= To do =
Copy every line of the material below word for word.

[Entries from a dataset]
════════

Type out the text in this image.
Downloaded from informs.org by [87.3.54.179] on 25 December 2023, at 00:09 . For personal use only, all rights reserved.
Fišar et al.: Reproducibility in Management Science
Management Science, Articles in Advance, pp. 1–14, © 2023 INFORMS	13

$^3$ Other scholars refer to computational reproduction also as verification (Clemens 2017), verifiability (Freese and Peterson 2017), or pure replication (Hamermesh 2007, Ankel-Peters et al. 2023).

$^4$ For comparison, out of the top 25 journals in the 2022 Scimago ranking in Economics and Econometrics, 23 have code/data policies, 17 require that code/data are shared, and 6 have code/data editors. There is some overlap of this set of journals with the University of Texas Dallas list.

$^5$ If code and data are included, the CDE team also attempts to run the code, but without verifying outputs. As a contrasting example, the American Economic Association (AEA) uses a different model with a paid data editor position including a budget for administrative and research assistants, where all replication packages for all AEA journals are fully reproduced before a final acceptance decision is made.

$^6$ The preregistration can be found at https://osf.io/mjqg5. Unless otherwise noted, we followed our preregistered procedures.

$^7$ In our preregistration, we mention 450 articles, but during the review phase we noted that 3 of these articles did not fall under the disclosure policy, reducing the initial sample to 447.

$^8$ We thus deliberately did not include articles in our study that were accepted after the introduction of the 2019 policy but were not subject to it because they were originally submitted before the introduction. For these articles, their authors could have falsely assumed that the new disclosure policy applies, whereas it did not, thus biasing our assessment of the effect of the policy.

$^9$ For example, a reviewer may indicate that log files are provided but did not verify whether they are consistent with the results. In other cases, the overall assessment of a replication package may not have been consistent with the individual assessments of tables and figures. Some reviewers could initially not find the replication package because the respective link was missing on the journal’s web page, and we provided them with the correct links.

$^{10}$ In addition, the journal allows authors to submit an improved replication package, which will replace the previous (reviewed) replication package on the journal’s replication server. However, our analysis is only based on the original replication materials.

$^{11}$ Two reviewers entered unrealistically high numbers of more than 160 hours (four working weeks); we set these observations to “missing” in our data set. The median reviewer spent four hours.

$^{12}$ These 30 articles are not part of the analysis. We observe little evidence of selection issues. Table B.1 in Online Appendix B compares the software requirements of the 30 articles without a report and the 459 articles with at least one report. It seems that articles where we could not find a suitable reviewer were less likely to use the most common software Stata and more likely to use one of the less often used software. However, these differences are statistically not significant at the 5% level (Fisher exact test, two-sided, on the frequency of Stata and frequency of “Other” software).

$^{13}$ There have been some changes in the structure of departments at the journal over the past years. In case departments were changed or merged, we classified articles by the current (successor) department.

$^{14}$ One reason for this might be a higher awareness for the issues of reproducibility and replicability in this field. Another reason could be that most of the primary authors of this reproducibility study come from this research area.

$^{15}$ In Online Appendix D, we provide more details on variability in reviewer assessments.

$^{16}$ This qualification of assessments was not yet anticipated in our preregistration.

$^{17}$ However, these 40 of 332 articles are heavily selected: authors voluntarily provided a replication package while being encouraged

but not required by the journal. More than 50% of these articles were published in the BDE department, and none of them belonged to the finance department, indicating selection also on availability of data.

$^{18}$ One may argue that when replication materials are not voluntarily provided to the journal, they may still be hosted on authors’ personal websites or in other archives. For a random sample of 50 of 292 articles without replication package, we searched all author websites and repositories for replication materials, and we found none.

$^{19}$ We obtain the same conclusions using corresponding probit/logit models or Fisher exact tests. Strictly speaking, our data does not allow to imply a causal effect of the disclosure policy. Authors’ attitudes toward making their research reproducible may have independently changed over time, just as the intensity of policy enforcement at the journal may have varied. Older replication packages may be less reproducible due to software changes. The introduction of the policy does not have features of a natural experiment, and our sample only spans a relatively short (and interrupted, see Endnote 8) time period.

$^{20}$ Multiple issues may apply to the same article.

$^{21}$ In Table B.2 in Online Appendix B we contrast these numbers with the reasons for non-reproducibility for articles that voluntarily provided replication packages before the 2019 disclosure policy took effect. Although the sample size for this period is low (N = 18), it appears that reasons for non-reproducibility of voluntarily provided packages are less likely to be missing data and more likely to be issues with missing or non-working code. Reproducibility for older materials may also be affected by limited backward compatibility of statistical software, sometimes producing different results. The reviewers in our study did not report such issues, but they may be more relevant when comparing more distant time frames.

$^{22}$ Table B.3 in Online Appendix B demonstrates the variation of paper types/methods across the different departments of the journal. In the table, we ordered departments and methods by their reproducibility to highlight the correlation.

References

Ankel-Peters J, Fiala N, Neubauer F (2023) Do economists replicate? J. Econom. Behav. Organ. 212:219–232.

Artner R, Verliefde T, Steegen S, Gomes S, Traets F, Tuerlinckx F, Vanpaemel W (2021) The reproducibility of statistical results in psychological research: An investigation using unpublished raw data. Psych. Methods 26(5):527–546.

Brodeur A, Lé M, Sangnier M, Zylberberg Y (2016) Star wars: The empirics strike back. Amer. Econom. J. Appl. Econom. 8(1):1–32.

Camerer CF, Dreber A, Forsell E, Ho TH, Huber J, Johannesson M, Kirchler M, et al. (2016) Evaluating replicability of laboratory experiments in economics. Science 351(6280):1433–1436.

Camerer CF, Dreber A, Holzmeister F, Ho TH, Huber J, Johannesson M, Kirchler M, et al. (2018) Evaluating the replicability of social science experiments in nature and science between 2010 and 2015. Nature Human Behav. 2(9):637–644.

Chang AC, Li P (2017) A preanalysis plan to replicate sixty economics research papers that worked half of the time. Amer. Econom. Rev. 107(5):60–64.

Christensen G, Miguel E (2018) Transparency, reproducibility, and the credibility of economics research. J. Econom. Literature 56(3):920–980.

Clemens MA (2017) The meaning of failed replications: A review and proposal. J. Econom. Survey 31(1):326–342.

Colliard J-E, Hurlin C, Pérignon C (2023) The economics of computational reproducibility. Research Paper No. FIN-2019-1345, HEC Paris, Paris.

════════

= Solution to this problem =
Type out the text in this image.
Downloaded from informs.org by [87.3.54.179] on 25 December 2023, at 00:09 . For personal use only, all rights reserved.
Fišar et al.: Reproducibility in Management Science
Management Science, Articles in Advance, pp. 1–14, © 2023 INFORMS	13

$^3$ Other scholars refer to computational reproduction also as verification (Clemens 2017), verifiability (Freese and Peterson 2017), or pure replication (Hamermesh 2007, Ankel-Peters et al. 2023).

$^4$ For comparison, out of the top 25 journals in the 2022 Scimago ranking in Economics and Econometrics, 23 have code/data policies, 17 require that code/data are shared, and 6 have code/data editors. There is some overlap of this set of journals with the University of Texas Dallas list.

$^5$ If code and data are included, the CDE team also attempts to run the code, but without verifying outputs. As a contrasting example, the American Economic Association (AEA) uses a different model with a paid data editor position including a budget for administrative and research assistants, where all replication packages for all AEA journals are fully reproduced before a final acceptance decision is made.

$^6$ The preregistration can be found at https://osf.io/mjqg5. Unless otherwise noted, we followed our preregistered procedures.

$^7$ In our preregistration, we mention 450 articles, but during the review phase we noted that 3 of these articles did not fall under the disclosure policy, reducing the initial sample to 447.

$^8$ We thus deliberately did not include articles in our study that were accepted after the introduction of the 2019 policy but were not subject to it because they were originally submitted before the introduction. For these articles, their authors could have falsely assumed that the new disclosure policy applies, whereas it did not, thus biasing our assessment of the effect of the policy.

$^9$ For example, a reviewer may indicate that log files are provided but did not verify whether they are consistent with the results. In other cases, the overall assessment of a replication package may not have been consistent with the individual assessments of tables and figures. Some reviewers could initially not find the replication package because the respective link was missing on the journal’s web page, and we provided them with the correct links.

$^{10}$ In addition, the journal allows authors to submit an improved replication package, which will replace the previous (reviewed) replication package on the journal’s replication server. However, our analysis is only based on the original replication materials.

$^{11}$ Two reviewers entered unrealistically high numbers of more than 160 hours (four working weeks); we set these observations to “missing” in our data set. The median reviewer spent four hours.

$^{12}$ These 30 articles are not part of the analysis. We observe little evidence of selection issues. Table B.1 in Online Appendix B compares the software requirements of the 30 articles without a report and the 459 articles with at least one report. It seems that articles where we could not find a suitable reviewer were less likely to use the most common software Stata and more likely to use one of the less often used software. However, these differences are statistically not significant at the 5% level (Fisher exact test, two-sided, on the frequency of Stata and frequency of “Other” software).

$^{13}$ There have been some changes in the structure of departments at the journal over the past years. In case departments were changed or merged, we classified articles by the current (successor) department.

$^{14}$ One reason for this might be a higher awareness for the issues of reproducibility and replicability in this field. Another reason could be that most of the primary authors of this reproducibility study come from this research area.

$^{15}$ In Online Appendix D, we provide more details on variability in reviewer assessments.

$^{16}$ This qualification of assessments was not yet anticipated in our preregistration.

$^{17}$ However, these 40 of 332 articles are heavily selected: authors voluntarily provided a replication package while being encouraged

but not required by the journal. More than 50% of these articles were published in the BDE department, and none of them belonged to the finance department, indicating selection also on availability of data.

$^{18}$ One may argue that when replication materials are not voluntarily provided to the journal, they may still be hosted on authors’ personal websites or in other archives. For a random sample of 50 of 292 articles without replication package, we searched all author websites and repositories for replication materials, and we found none.

$^{19}$ We obtain the same conclusions using corresponding probit/logit models or Fisher exact tests. Strictly speaking, our data does not allow to imply a causal effect of the disclosure policy. Authors’ attitudes toward making their research reproducible may have independently changed over time, just as the intensity of policy enforcement at the journal may have varied. Older replication packages may be less reproducible due to software changes. The introduction of the policy does not have features of a natural experiment, and our sample only spans a relatively short (and interrupted, see Endnote 8) time period.

$^{20}$ Multiple issues may apply to the same article.

$^{21}$ In Table B.2 in Online Appendix B we contrast these numbers with the reasons for non-reproducibility for articles that voluntarily provided replication packages before the 2019 disclosure policy took effect. Although the sample size for this period is low (N = 18), it appears that reasons for non-reproducibility of voluntarily provided packages are less likely to be missing data and more likely to be issues with missing or non-working code. Reproducibility for older materials may also be affected by limited backward compatibility of statistical software, sometimes producing different results. The reviewers in our study did not report such issues, but they may be more relevant when comparing more distant time frames.

$^{22}$ Table B.3 in Online Appendix B demonstrates the variation of paper types/methods across the different departments of the journal. In the table, we ordered departments and methods by their reproducibility to highlight the correlation.

References

Ankel-Peters J, Fiala N, Neubauer F (2023) Do economists replicate? J. Econom. Behav. Organ. 212:219–232.

Artner R, Verliefde T, Steegen S, Gomes S, Traets F, Tuerlinckx F, Vanpaemel W (2021) The reproducibility of statistical results in psychological research: An investigation using unpublished raw data. Psych. Methods 26(5):527–546.

Brodeur A, Lé M, Sangnier M, Zylberberg Y (2016) Star wars: The empirics strike back. Amer. Econom. J. Appl. Econom. 8(1):1–32.

Camerer CF, Dreber A, Forsell E, Ho TH, Huber J, Johannesson M, Kirchler M, et al. (2016) Evaluating replicability of laboratory experiments in economics. Science 351(6280):1433–1436.

Camerer CF, Dreber A, Holzmeister F, Ho TH, Huber J, Johannesson M, Kirchler M, et al. (2018) Evaluating the replicability of social science experiments in nature and science between 2010 and 2015. Nature Human Behav. 2(9):637–644.

Chang AC, Li P (2017) A preanalysis plan to replicate sixty economics research papers that worked half of the time. Amer. Econom. Rev. 107(5):60–64.

Christensen G, Miguel E (2018) Transparency, reproducibility, and the credibility of economics research. J. Econom. Literature 56(3):920–980.

Clemens MA (2017) The meaning of failed replications: A review and proposal. J. Econom. Survey 31(1):326–342.

Colliard J-E, Hurlin C, Pérignon C (2023) The economics of computational reproducibility. Research Paper No. FIN-2019-1345, HEC Paris, Paris.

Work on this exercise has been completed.